◆ EXERCISE REQUIREMENTS ◆
Set down the material below in full, matching it exactly.

[Dataset entries on figures]
====================

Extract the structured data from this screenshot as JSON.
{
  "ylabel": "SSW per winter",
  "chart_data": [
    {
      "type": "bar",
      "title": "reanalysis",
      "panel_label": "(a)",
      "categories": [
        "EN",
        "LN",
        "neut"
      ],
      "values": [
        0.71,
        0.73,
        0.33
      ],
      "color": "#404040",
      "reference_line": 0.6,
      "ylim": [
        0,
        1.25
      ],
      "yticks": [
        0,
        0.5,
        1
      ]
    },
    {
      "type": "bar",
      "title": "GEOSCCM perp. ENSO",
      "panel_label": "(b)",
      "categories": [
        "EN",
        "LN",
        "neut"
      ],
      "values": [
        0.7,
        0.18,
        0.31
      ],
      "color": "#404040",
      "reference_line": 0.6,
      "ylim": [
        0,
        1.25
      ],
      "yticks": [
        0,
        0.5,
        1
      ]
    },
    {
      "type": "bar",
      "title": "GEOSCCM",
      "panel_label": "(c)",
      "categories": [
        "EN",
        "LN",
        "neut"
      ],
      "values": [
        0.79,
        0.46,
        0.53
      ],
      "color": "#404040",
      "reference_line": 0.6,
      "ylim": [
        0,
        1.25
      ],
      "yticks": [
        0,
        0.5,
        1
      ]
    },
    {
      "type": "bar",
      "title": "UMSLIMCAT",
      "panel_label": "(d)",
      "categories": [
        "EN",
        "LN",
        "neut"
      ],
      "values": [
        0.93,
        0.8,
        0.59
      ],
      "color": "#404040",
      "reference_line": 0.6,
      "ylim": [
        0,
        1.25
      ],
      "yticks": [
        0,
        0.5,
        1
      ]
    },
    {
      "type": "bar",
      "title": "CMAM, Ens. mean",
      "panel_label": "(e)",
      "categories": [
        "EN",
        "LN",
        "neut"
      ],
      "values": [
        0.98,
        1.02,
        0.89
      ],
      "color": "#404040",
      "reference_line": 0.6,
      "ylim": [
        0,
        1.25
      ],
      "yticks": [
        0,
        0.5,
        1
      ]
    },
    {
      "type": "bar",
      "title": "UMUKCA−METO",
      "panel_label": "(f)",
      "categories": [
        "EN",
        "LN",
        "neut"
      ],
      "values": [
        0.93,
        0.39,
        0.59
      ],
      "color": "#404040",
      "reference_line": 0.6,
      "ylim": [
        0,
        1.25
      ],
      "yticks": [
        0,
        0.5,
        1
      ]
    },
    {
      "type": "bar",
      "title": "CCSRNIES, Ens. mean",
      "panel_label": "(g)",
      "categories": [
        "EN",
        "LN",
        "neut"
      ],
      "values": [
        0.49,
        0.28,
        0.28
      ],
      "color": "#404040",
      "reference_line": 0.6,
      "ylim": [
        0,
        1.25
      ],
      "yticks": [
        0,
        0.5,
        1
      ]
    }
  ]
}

====================

◆ ANSWER TO THIS PROBLEM ◆
Extract the structured data from this screenshot as JSON.
{
  "ylabel": "SSW per winter",
  "chart_data": [
    {
      "type": "bar",
      "title": "reanalysis",
      "panel_label": "(a)",
      "categories": [
        "EN",
        "LN",
        "neut"
      ],
      "values": [
        0.71,
        0.73,
        0.33
      ],
      "color": "#404040",
      "reference_line": 0.6,
      "ylim": [
        0,
        1.25
      ],
      "yticks": [
        0,
        0.5,
        1
      ]
    },
    {
      "type": "bar",
      "title": "GEOSCCM perp. ENSO",
      "panel_label": "(b)",
      "categories": [
        "EN",
        "LN",
        "neut"
      ],
      "values": [
        0.7,
        0.18,
        0.31
      ],
      "color": "#404040",
      "reference_line": 0.6,
      "ylim": [
        0,
        1.25
      ],
      "yticks": [
        0,
        0.5,
        1
      ]
    },
    {
      "type": "bar",
      "title": "GEOSCCM",
      "panel_label": "(c)",
      "categories": [
        "EN",
        "LN",
        "neut"
      ],
      "values": [
        0.79,
        0.46,
        0.53
      ],
      "color": "#404040",
      "reference_line": 0.6,
      "ylim": [
        0,
        1.25
      ],
      "yticks": [
        0,
        0.5,
        1
      ]
    },
    {
      "type": "bar",
      "title": "UMSLIMCAT",
      "panel_label": "(d)",
      "categories": [
        "EN",
        "LN",
        "neut"
      ],
      "values": [
        0.93,
        0.8,
        0.59
      ],
      "color": "#404040",
      "reference_line": 0.6,
      "ylim": [
        0,
        1.25
      ],
      "yticks": [
        0,
        0.5,
        1
      ]
    },
    {
      "type": "bar",
      "title": "CMAM, Ens. mean",
      "panel_label": "(e)",
      "categories": [
        "EN",
        "LN",
        "neut"
      ],
      "values": [
        0.98,
        1.02,
        0.89
      ],
      "color": "#404040",
      "reference_line": 0.6,
      "ylim": [
        0,
        1.25
      ],
      "yticks": [
        0,
        0.5,
        1
      ]
    },
    {
      "type": "bar",
      "title": "UMUKCA−METO",
      "panel_label": "(f)",
      "categories": [
        "EN",
        "LN",
        "neut"
      ],
      "values": [
        0.93,
        0.39,
        0.59
      ],
      "color": "#404040",
      "reference_line": 0.6,
      "ylim": [
        0,
        1.25
      ],
      "yticks": [
        0,
        0.5,
        1
      ]
    },
    {
      "type": "bar",
      "title": "CCSRNIES, Ens. mean",
      "panel_label": "(g)",
      "categories": [
        "EN",
        "LN",
        "neut"
      ],
      "values": [
        0.49,
        0.28,
        0.28
      ],
      "color": "#404040",
      "reference_line": 0.6,
      "ylim": [
        0,
        1.25
      ],
      "yticks": [
        0,
        0.5,
        1
      ]
    }
  ]
}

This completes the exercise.